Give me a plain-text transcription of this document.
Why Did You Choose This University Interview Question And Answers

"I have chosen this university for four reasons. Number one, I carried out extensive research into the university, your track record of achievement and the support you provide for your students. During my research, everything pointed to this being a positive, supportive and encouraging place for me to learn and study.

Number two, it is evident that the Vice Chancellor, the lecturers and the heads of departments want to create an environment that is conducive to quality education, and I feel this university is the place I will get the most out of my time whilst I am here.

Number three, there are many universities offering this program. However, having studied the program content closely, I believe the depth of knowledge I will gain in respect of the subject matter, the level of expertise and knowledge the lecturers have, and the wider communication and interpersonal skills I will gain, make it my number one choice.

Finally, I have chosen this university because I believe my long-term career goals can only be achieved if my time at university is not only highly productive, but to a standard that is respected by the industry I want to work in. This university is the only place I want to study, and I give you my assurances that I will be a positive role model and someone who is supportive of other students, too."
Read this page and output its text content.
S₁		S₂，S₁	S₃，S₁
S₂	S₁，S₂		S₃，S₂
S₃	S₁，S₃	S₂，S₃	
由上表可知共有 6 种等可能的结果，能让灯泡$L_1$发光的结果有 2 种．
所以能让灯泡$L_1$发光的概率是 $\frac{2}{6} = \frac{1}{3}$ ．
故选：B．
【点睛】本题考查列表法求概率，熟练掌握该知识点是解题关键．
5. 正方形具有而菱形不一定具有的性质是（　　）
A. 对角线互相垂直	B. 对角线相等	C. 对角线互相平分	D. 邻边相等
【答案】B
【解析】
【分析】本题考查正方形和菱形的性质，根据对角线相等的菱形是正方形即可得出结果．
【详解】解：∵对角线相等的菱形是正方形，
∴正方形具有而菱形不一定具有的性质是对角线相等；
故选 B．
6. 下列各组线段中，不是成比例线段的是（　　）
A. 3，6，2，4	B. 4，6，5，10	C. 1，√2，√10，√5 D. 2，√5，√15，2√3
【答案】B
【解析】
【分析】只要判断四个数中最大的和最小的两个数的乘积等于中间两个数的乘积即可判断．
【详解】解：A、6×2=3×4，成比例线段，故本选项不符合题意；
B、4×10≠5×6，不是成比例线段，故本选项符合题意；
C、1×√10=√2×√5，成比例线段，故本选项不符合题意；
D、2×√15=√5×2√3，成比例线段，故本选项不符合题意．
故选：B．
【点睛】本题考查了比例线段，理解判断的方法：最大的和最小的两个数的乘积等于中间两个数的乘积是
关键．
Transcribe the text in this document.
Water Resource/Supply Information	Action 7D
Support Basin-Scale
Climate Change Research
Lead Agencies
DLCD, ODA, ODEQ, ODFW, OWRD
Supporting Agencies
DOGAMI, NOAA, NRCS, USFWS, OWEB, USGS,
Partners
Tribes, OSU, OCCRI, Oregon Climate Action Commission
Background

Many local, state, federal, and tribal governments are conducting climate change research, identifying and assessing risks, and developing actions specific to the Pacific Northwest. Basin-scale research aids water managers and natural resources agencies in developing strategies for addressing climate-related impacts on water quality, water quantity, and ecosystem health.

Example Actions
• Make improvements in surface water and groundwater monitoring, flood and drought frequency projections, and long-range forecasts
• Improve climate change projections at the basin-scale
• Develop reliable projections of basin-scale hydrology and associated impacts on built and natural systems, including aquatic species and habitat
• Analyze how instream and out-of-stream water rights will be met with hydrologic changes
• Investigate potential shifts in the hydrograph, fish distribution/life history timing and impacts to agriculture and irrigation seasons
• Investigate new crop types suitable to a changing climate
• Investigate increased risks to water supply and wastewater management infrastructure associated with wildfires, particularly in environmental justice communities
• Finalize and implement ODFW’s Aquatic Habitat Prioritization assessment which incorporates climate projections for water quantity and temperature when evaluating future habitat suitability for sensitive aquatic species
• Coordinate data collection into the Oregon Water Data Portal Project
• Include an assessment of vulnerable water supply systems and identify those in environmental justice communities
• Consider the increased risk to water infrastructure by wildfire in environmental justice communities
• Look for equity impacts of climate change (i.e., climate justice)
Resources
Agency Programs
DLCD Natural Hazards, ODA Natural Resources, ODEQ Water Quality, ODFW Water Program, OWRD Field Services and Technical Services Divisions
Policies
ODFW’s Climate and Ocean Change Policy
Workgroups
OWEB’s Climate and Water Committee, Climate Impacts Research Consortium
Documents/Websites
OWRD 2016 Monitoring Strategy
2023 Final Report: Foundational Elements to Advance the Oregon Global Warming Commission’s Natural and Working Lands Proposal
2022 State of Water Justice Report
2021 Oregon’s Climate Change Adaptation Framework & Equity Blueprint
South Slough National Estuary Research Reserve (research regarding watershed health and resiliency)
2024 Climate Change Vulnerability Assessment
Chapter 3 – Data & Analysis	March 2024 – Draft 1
•••
■ STATED TASK: Every record should be repeated exactly; please leave none out.

■ OUTPUT:
Give me a plain-text transcription of this document.
Why Did You Choose This University Interview Question And Answers

"I have chosen this university for four reasons. Number one, I carried out extensive research into the university, your track record of achievement and the support you provide for your students. During my research, everything pointed to this being a positive, supportive and encouraging place for me to learn and study.

Number two, it is evident that the Vice Chancellor, the lecturers and the heads of departments want to create an environment that is conducive to quality education, and I feel this university is the place I will get the most out of my time whilst I am here.

Number three, there are many universities offering this program. However, having studied the program content closely, I believe the depth of knowledge I will gain in respect of the subject matter, the level of expertise and knowledge the lecturers have, and the wider communication and interpersonal skills I will gain, make it my number one choice.

Finally, I have chosen this university because I believe my long-term career goals can only be achieved if my time at university is not only highly productive, but to a standard that is respected by the industry I want to work in. This university is the only place I want to study, and I give you my assurances that I will be a positive role model and someone who is supportive of other students, too."
Read this page and output its text content.
S₁		S₂，S₁	S₃，S₁
S₂	S₁，S₂		S₃，S₂
S₃	S₁，S₃	S₂，S₃	
由上表可知共有 6 种等可能的结果，能让灯泡$L_1$发光的结果有 2 种．
所以能让灯泡$L_1$发光的概率是 $\frac{2}{6} = \frac{1}{3}$ ．
故选：B．
【点睛】本题考查列表法求概率，熟练掌握该知识点是解题关键．
5. 正方形具有而菱形不一定具有的性质是（　　）
A. 对角线互相垂直	B. 对角线相等	C. 对角线互相平分	D. 邻边相等
【答案】B
【解析】
【分析】本题考查正方形和菱形的性质，根据对角线相等的菱形是正方形即可得出结果．
【详解】解：∵对角线相等的菱形是正方形，
∴正方形具有而菱形不一定具有的性质是对角线相等；
故选 B．
6. 下列各组线段中，不是成比例线段的是（　　）
A. 3，6，2，4	B. 4，6，5，10	C. 1，√2，√10，√5 D. 2，√5，√15，2√3
【答案】B
【解析】
【分析】只要判断四个数中最大的和最小的两个数的乘积等于中间两个数的乘积即可判断．
【详解】解：A、6×2=3×4，成比例线段，故本选项不符合题意；
B、4×10≠5×6，不是成比例线段，故本选项符合题意；
C、1×√10=√2×√5，成比例线段，故本选项不符合题意；
D、2×√15=√5×2√3，成比例线段，故本选项不符合题意．
故选：B．
【点睛】本题考查了比例线段，理解判断的方法：最大的和最小的两个数的乘积等于中间两个数的乘积是
关键．
Transcribe the text in this document.
Water Resource/Supply Information	Action 7D
Support Basin-Scale
Climate Change Research
Lead Agencies
DLCD, ODA, ODEQ, ODFW, OWRD
Supporting Agencies
DOGAMI, NOAA, NRCS, USFWS, OWEB, USGS,
Partners
Tribes, OSU, OCCRI, Oregon Climate Action Commission
Background

Many local, state, federal, and tribal governments are conducting climate change research, identifying and assessing risks, and developing actions specific to the Pacific Northwest. Basin-scale research aids water managers and natural resources agencies in developing strategies for addressing climate-related impacts on water quality, water quantity, and ecosystem health.

Example Actions
• Make improvements in surface water and groundwater monitoring, flood and drought frequency projections, and long-range forecasts
• Improve climate change projections at the basin-scale
• Develop reliable projections of basin-scale hydrology and associated impacts on built and natural systems, including aquatic species and habitat
• Analyze how instream and out-of-stream water rights will be met with hydrologic changes
• Investigate potential shifts in the hydrograph, fish distribution/life history timing and impacts to agriculture and irrigation seasons
• Investigate new crop types suitable to a changing climate
• Investigate increased risks to water supply and wastewater management infrastructure associated with wildfires, particularly in environmental justice communities
• Finalize and implement ODFW’s Aquatic Habitat Prioritization assessment which incorporates climate projections for water quantity and temperature when evaluating future habitat suitability for sensitive aquatic species
• Coordinate data collection into the Oregon Water Data Portal Project
• Include an assessment of vulnerable water supply systems and identify those in environmental justice communities
• Consider the increased risk to water infrastructure by wildfire in environmental justice communities
• Look for equity impacts of climate change (i.e., climate justice)
Resources
Agency Programs
DLCD Natural Hazards, ODA Natural Resources, ODEQ Water Quality, ODFW Water Program, OWRD Field Services and Technical Services Divisions
Policies
ODFW’s Climate and Ocean Change Policy
Workgroups
OWEB’s Climate and Water Committee, Climate Impacts Research Consortium
Documents/Websites
OWRD 2016 Monitoring Strategy
2023 Final Report: Foundational Elements to Advance the Oregon Global Warming Commission’s Natural and Working Lands Proposal
2022 State of Water Justice Report
2021 Oregon’s Climate Change Adaptation Framework & Equity Blueprint
South Slough National Estuary Research Reserve (research regarding watershed health and resiliency)
2024 Climate Change Vulnerability Assessment
Chapter 3 – Data & Analysis	March 2024 – Draft 1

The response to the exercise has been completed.